**PROBLEMI DA RISOLVERE:**
**a.** Restituisci il tratto del testo sull'art. 1268 c.c. che va da "2. LA RATIO" fino a "causa della delegazione).".
**b.** Riassumi in due frasi il testo sull'art. 1268 c.c.

**TESTO DA LEGGERE:**

━━━━━━━━━━━━━━━━━━━━

2. LA RATIO DELL’ART. 1268
Occorre a questo punto spiegare la ratio del comma 2 dell’art. 1268 formulato in
riferimento alla delegazione cumulativa. Sappiamo che il creditore delegatario
partecipa alla causa della delegazione, questo perché il contratto di assunzione
delegatoria trova la sua causa nello iussum delegatorio il quale viene comunicato al
delegatario (che partecipa alla causa della delegazione).
La sostituzione gestoria quindi non resta interna, ma viene comunicata all’esterno al
delegatario; quest’ultimo a sua volta dovrà accettare che il delegato agisca come
mandatario.
Sarebbe dunque strano se il delegatario, dopo aver accettato il delegato come
mandatario, chiedesse il pagamento in primis a colui che deve essere sostituito. Il
delegatario ha infatti con l’accettazione dimostrato di rispettare la programmazione
gestoria, e dunque l’art. 1268 c.c. garantisce che il delegatario chieda il pagamento
prima al mandatario e poi al mandante.
Dunque la ratio dell’art. 1268 c.c. risponde ad una logica propria della delegazione e
non dell’espromissione e dell’accollo perché:
-nell’espromissione è probabile che alla base dell’istituto ci sia un mandato, ciò che
conta e che esso non sia elevato al elemento causale dell’espromissione. Infatti
nell’espromissione la programmazione gestoria non è mai comunicata al creditore
che non partecipa alla causa dell’assunzione.

━━━━━━━━━━━━━━━━━━━━

**RIGHE DI DATI:**
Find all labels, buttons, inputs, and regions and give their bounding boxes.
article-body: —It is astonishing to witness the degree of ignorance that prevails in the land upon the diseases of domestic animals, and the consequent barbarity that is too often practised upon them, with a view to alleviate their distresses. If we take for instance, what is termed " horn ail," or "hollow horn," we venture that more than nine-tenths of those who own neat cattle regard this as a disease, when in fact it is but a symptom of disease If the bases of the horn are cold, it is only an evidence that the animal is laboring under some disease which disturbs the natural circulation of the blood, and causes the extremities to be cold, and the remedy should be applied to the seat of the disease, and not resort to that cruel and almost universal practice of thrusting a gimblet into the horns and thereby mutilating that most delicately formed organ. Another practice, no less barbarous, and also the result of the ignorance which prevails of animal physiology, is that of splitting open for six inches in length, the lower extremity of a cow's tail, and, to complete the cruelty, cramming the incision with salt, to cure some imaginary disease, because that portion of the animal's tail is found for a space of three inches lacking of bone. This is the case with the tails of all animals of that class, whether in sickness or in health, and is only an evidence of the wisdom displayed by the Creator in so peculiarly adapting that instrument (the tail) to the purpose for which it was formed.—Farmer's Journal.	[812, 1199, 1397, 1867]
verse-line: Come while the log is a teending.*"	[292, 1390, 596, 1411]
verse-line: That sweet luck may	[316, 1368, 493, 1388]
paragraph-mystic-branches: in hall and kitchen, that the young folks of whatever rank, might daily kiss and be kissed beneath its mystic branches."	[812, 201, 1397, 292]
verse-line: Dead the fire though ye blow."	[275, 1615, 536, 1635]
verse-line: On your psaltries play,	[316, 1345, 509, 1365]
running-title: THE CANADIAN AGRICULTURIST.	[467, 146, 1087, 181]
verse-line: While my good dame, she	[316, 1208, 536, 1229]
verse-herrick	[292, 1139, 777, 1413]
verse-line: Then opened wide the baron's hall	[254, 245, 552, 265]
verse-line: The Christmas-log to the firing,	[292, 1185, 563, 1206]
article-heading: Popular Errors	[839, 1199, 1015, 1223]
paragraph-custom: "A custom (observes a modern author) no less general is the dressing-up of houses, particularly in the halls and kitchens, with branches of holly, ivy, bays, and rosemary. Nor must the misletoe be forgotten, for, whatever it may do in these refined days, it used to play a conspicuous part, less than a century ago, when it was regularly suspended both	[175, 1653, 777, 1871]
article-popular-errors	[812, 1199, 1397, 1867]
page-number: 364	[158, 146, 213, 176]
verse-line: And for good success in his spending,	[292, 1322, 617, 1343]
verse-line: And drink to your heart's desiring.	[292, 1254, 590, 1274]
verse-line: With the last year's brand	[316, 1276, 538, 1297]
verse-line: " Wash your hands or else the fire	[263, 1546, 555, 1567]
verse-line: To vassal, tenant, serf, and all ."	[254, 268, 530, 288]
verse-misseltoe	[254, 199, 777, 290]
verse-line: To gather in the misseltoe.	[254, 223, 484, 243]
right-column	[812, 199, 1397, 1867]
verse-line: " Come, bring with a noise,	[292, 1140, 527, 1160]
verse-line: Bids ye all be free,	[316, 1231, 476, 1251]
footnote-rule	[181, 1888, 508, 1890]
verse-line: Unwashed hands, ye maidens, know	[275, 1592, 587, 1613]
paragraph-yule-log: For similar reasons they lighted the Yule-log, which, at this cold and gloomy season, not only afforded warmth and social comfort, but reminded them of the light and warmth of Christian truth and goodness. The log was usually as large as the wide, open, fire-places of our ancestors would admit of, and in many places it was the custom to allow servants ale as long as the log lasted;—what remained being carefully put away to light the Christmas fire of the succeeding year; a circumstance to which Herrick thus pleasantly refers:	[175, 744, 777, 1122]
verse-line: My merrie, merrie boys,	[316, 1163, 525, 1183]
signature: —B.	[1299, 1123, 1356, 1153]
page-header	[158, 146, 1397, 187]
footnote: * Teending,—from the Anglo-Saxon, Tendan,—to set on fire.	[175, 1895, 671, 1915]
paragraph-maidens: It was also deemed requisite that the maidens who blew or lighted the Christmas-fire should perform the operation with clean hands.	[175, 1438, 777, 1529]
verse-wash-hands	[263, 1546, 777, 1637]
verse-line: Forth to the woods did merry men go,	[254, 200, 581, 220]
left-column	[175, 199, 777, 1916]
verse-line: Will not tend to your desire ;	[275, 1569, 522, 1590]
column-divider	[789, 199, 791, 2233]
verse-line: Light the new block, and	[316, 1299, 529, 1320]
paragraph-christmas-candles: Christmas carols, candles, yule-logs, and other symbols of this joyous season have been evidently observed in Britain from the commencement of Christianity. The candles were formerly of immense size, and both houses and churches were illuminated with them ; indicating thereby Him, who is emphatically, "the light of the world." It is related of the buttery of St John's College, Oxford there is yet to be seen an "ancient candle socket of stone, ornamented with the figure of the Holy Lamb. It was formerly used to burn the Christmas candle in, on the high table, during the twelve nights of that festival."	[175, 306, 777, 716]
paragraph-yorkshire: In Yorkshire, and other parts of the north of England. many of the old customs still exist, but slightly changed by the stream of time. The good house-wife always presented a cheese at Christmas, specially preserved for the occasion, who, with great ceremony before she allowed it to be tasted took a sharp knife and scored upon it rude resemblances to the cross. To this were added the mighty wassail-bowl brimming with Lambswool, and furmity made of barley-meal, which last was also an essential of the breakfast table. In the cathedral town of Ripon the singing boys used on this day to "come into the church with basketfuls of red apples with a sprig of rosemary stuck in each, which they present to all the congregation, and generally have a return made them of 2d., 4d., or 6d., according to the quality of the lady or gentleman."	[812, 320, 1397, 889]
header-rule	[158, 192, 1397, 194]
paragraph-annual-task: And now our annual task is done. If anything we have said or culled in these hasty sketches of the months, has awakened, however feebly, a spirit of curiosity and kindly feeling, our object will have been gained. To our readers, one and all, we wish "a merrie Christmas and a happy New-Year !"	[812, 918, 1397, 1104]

━━━━━━━━━━━━━━━━━━━━

**RISPOSTE PER COMPITO:**
**a.**
2. LA RATIO DELL’ART. 1268
Occorre a questo punto spiegare la ratio del comma 2 dell’art. 1268 formulato in
riferimento alla delegazione cumulativa. Sappiamo che il creditore delegatario
partecipa alla causa della delegazione, questo perché il contratto di assunzione
delegatoria trova la sua causa nello iussum delegatorio il quale viene comunicato al
delegatario (che partecipa alla causa della delegazione).

**b.** Nella delegazione cumulativa il delegatario partecipa alla causa della delegazione, perché lo iussum delegatorio gli viene comunicato ed egli deve accettare che il delegato agisca come mandatario. Per questo l'art. 1268 c.c. garantisce che il delegatario chieda il pagamento prima al mandatario e poi al mandante, secondo una logica propria della delegazione e non dell'espromissione e dell'accollo, dato che nell'espromissione la programmazione gestoria non è mai comunicata al creditore.